**WORK TO DO**
Every record below should be transcribed exactly. Omit the images.

**DATA RECORDS**
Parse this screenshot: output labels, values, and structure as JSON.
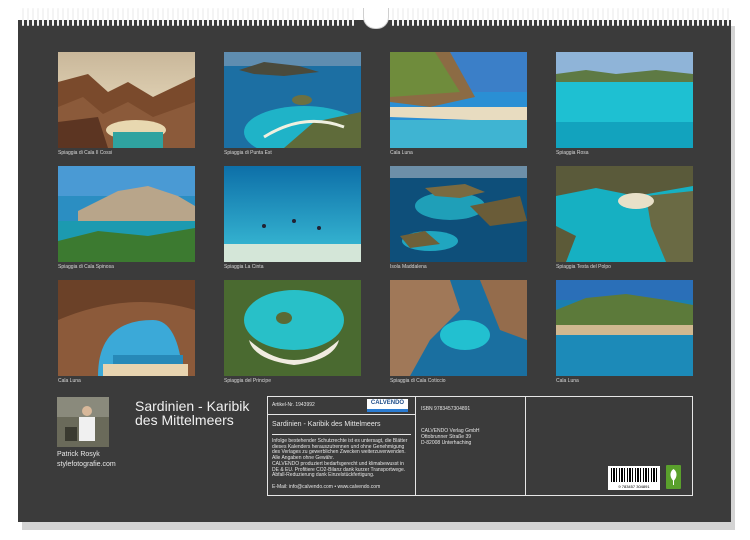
{
  "calendar": {
    "title": "Sardinien - Karibik des Mittelmeers",
    "photos": [
      {
        "caption": "Spiaggia di Cala Il Cossi"
      },
      {
        "caption": "Spiaggia di Punta Est"
      },
      {
        "caption": "Cala Luna"
      },
      {
        "caption": "Spiaggia Rosa"
      },
      {
        "caption": "Spiaggia di Cala Spinosa"
      },
      {
        "caption": "Spiaggia La Cinta"
      },
      {
        "caption": "Isola Maddalena"
      },
      {
        "caption": "Spiaggia Testa del Polpo"
      },
      {
        "caption": "Cala Luna"
      },
      {
        "caption": "Spiaggia del Principe"
      },
      {
        "caption": "Spiaggia di Cala Coticcio"
      },
      {
        "caption": "Cala Luna"
      }
    ]
  },
  "author": {
    "name": "Patrick Rosyk",
    "website": "stylefotografie.com"
  },
  "info": {
    "article_no": "Artikel-Nr. 1943992",
    "logo_text": "CALVENDO",
    "product_title": "Sardinien - Karibik des Mittelmeers",
    "copyright": "Infolge bestehender Schutzrechte ist es untersagt, die Blätter dieses Kalenders herauszutrennen und ohne Genehmigung des Verlages zu gewerblichen Zwecken weiterzuverwenden. Alle Angaben ohne Gewähr.",
    "climate": "CALVENDO produziert bedarfsgerecht und klimabewusst in DE & EU. Profitiere CO2-Bilanz dank kurzer Transportwege. Abfall-Reduzierung dank Einzelstückfertigung.",
    "email": "E-Mail: info@calvendo.com • www.calvendo.com",
    "isbn": "ISBN 9783457304891",
    "publisher": "CALVENDO Verlag GmbH",
    "street": "Ottobrunner Straße 39",
    "city": "D-82008 Unterhaching",
    "barcode_number": "9 783457 304891"
  }
}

**COMPLETE ANSWER**
Parse this screenshot: output labels, values, and structure as JSON.
{
  "calendar": {
    "title": "Sardinien - Karibik des Mittelmeers",
    "photos": [
      {
        "caption": "Spiaggia di Cala Il Cossi"
      },
      {
        "caption": "Spiaggia di Punta Est"
      },
      {
        "caption": "Cala Luna"
      },
      {
        "caption": "Spiaggia Rosa"
      },
      {
        "caption": "Spiaggia di Cala Spinosa"
      },
      {
        "caption": "Spiaggia La Cinta"
      },
      {
        "caption": "Isola Maddalena"
      },
      {
        "caption": "Spiaggia Testa del Polpo"
      },
      {
        "caption": "Cala Luna"
      },
      {
        "caption": "Spiaggia del Principe"
      },
      {
        "caption": "Spiaggia di Cala Coticcio"
      },
      {
        "caption": "Cala Luna"
      }
    ]
  },
  "author": {
    "name": "Patrick Rosyk",
    "website": "stylefotografie.com"
  },
  "info": {
    "article_no": "Artikel-Nr. 1943992",
    "logo_text": "CALVENDO",
    "product_title": "Sardinien - Karibik des Mittelmeers",
    "copyright": "Infolge bestehender Schutzrechte ist es untersagt, die Blätter dieses Kalenders herauszutrennen und ohne Genehmigung des Verlages zu gewerblichen Zwecken weiterzuverwenden. Alle Angaben ohne Gewähr.",
    "climate": "CALVENDO produziert bedarfsgerecht und klimabewusst in DE & EU. Profitiere CO2-Bilanz dank kurzer Transportwege. Abfall-Reduzierung dank Einzelstückfertigung.",
    "email": "E-Mail: info@calvendo.com • www.calvendo.com",
    "isbn": "ISBN 9783457304891",
    "publisher": "CALVENDO Verlag GmbH",
    "street": "Ottobrunner Straße 39",
    "city": "D-82008 Unterhaching",
    "barcode_number": "9 783457 304891"
  }
}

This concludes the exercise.